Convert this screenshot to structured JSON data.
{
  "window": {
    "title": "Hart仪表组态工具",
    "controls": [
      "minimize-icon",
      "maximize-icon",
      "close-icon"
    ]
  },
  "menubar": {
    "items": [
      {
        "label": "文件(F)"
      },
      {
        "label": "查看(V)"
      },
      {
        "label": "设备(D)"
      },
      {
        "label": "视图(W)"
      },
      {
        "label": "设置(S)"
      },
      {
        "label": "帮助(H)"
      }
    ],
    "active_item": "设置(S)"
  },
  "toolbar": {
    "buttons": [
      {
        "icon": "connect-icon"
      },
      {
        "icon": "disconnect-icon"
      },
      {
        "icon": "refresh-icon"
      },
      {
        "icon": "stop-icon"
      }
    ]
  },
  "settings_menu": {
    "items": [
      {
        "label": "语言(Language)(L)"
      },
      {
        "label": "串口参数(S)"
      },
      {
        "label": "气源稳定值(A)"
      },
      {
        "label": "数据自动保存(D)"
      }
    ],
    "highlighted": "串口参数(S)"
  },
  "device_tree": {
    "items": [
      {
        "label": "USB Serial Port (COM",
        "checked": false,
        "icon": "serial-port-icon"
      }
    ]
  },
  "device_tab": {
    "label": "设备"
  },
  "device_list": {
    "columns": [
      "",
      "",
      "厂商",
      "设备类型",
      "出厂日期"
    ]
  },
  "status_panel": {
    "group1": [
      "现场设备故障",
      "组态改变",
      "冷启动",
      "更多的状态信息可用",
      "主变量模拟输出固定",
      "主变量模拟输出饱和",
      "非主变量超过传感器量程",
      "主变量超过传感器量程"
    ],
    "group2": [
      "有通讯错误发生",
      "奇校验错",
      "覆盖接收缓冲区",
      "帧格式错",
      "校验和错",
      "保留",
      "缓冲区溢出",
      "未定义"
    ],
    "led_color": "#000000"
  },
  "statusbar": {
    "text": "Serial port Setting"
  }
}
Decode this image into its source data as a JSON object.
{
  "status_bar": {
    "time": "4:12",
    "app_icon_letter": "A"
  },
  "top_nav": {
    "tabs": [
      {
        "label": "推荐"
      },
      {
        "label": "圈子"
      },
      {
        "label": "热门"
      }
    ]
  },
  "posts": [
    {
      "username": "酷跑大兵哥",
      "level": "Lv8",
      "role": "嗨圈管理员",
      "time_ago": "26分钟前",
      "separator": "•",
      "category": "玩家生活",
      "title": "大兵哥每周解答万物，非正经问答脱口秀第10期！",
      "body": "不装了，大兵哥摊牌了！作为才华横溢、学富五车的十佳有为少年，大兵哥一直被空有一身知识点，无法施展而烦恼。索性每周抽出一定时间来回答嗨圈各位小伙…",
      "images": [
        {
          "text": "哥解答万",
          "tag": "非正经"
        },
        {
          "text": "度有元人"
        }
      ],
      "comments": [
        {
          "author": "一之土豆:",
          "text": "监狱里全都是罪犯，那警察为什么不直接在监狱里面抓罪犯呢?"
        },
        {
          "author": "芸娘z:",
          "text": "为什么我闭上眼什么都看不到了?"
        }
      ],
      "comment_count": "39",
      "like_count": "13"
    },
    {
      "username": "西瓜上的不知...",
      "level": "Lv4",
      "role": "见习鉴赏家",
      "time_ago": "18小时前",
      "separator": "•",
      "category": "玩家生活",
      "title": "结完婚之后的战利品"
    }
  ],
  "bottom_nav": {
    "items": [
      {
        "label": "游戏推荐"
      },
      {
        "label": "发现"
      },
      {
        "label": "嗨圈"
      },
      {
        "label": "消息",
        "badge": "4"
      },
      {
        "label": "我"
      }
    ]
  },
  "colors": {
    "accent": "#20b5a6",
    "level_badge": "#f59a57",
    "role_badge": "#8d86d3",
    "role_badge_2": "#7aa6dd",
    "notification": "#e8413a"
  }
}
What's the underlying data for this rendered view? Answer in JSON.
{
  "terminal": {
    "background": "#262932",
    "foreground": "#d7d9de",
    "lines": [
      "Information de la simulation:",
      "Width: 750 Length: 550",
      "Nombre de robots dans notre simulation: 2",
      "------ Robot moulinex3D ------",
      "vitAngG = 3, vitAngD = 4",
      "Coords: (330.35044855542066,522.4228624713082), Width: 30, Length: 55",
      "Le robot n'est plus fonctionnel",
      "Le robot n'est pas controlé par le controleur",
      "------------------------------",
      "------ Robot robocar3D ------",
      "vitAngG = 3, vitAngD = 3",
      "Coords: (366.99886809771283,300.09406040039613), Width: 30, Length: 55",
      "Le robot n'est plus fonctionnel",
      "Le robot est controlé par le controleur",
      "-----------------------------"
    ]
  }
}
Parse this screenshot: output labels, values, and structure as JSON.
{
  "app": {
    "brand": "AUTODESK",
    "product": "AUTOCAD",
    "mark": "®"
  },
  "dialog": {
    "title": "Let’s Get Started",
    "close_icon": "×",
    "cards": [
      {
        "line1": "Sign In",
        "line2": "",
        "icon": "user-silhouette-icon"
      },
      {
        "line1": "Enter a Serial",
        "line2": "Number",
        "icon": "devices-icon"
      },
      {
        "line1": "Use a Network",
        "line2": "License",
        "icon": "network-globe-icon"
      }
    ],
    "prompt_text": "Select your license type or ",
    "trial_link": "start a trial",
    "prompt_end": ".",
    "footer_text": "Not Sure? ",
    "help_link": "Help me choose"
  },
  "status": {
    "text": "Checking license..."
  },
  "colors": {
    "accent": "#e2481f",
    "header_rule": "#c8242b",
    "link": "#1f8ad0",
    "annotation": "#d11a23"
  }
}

WHAT IS EXPECTED:
Every line from the one holding "What's the underlying" through the final line of the listing must be echoed exactly; leave out all other lines.

ANSWER TO THIS PROBLEM:
What's the underlying data for this rendered view? Answer in JSON.
{
  "terminal": {
    "background": "#262932",
    "foreground": "#d7d9de",
    "lines": [
      "Information de la simulation:",
      "Width: 750 Length: 550",
      "Nombre de robots dans notre simulation: 2",
      "------ Robot moulinex3D ------",
      "vitAngG = 3, vitAngD = 4",
      "Coords: (330.35044855542066,522.4228624713082), Width: 30, Length: 55",
      "Le robot n'est plus fonctionnel",
      "Le robot n'est pas controlé par le controleur",
      "------------------------------",
      "------ Robot robocar3D ------",
      "vitAngG = 3, vitAngD = 3",
      "Coords: (366.99886809771283,300.09406040039613), Width: 30, Length: 55",
      "Le robot n'est plus fonctionnel",
      "Le robot est controlé par le controleur",
      "-----------------------------"
    ]
  }
}
Parse this screenshot: output labels, values, and structure as JSON.
{
  "app": {
    "brand": "AUTODESK",
    "product": "AUTOCAD",
    "mark": "®"
  },
  "dialog": {
    "title": "Let’s Get Started",
    "close_icon": "×",
    "cards": [
      {
        "line1": "Sign In",
        "line2": "",
        "icon": "user-silhouette-icon"
      },
      {
        "line1": "Enter a Serial",
        "line2": "Number",
        "icon": "devices-icon"
      },
      {
        "line1": "Use a Network",
        "line2": "License",
        "icon": "network-globe-icon"
      }
    ],
    "prompt_text": "Select your license type or ",
    "trial_link": "start a trial",
    "prompt_end": ".",
    "footer_text": "Not Sure? ",
    "help_link": "Help me choose"
  },
  "status": {
    "text": "Checking license..."
  },
  "colors": {
    "accent": "#e2481f",
    "header_rule": "#c8242b",
    "link": "#1f8ad0",
    "annotation": "#d11a23"
  }
}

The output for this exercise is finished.